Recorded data
+===+
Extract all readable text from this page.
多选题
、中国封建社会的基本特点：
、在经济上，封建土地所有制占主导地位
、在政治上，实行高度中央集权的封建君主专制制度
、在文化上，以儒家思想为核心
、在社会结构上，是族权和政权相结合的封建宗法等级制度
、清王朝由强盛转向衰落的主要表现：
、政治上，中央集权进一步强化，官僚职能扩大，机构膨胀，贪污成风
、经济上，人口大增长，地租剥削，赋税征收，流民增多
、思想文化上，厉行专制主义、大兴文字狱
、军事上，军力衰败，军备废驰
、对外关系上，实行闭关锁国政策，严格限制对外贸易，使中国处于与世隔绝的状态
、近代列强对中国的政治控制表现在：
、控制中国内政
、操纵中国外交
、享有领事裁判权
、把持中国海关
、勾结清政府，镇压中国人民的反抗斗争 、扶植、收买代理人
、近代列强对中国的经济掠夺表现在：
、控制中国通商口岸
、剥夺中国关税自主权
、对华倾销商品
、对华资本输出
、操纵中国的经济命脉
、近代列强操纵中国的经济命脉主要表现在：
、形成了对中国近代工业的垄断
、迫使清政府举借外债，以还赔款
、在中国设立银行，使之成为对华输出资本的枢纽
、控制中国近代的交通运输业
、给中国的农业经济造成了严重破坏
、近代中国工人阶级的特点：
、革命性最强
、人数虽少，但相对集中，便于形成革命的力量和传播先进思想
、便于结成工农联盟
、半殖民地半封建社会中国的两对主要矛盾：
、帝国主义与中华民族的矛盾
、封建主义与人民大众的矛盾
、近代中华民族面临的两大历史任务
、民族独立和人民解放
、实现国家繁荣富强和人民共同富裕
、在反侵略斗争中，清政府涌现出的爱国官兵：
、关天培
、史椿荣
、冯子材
+===+
= OBJECTIVE =
Print the records once more, exactly as they were given.

= SOLVED EXERCISE =
Extract all readable text from this page.
多选题
、中国封建社会的基本特点：
、在经济上，封建土地所有制占主导地位
、在政治上，实行高度中央集权的封建君主专制制度
、在文化上，以儒家思想为核心
、在社会结构上，是族权和政权相结合的封建宗法等级制度
、清王朝由强盛转向衰落的主要表现：
、政治上，中央集权进一步强化，官僚职能扩大，机构膨胀，贪污成风
、经济上，人口大增长，地租剥削，赋税征收，流民增多
、思想文化上，厉行专制主义、大兴文字狱
、军事上，军力衰败，军备废驰
、对外关系上，实行闭关锁国政策，严格限制对外贸易，使中国处于与世隔绝的状态
、近代列强对中国的政治控制表现在：
、控制中国内政
、操纵中国外交
、享有领事裁判权
、把持中国海关
、勾结清政府，镇压中国人民的反抗斗争 、扶植、收买代理人
、近代列强对中国的经济掠夺表现在：
、控制中国通商口岸
、剥夺中国关税自主权
、对华倾销商品
、对华资本输出
、操纵中国的经济命脉
、近代列强操纵中国的经济命脉主要表现在：
、形成了对中国近代工业的垄断
、迫使清政府举借外债，以还赔款
、在中国设立银行，使之成为对华输出资本的枢纽
、控制中国近代的交通运输业
、给中国的农业经济造成了严重破坏
、近代中国工人阶级的特点：
、革命性最强
、人数虽少，但相对集中，便于形成革命的力量和传播先进思想
、便于结成工农联盟
、半殖民地半封建社会中国的两对主要矛盾：
、帝国主义与中华民族的矛盾
、封建主义与人民大众的矛盾
、近代中华民族面临的两大历史任务
、民族独立和人民解放
、实现国家繁荣富强和人民共同富裕
、在反侵略斗争中，清政府涌现出的爱国官兵：
、关天培
、史椿荣
、冯子材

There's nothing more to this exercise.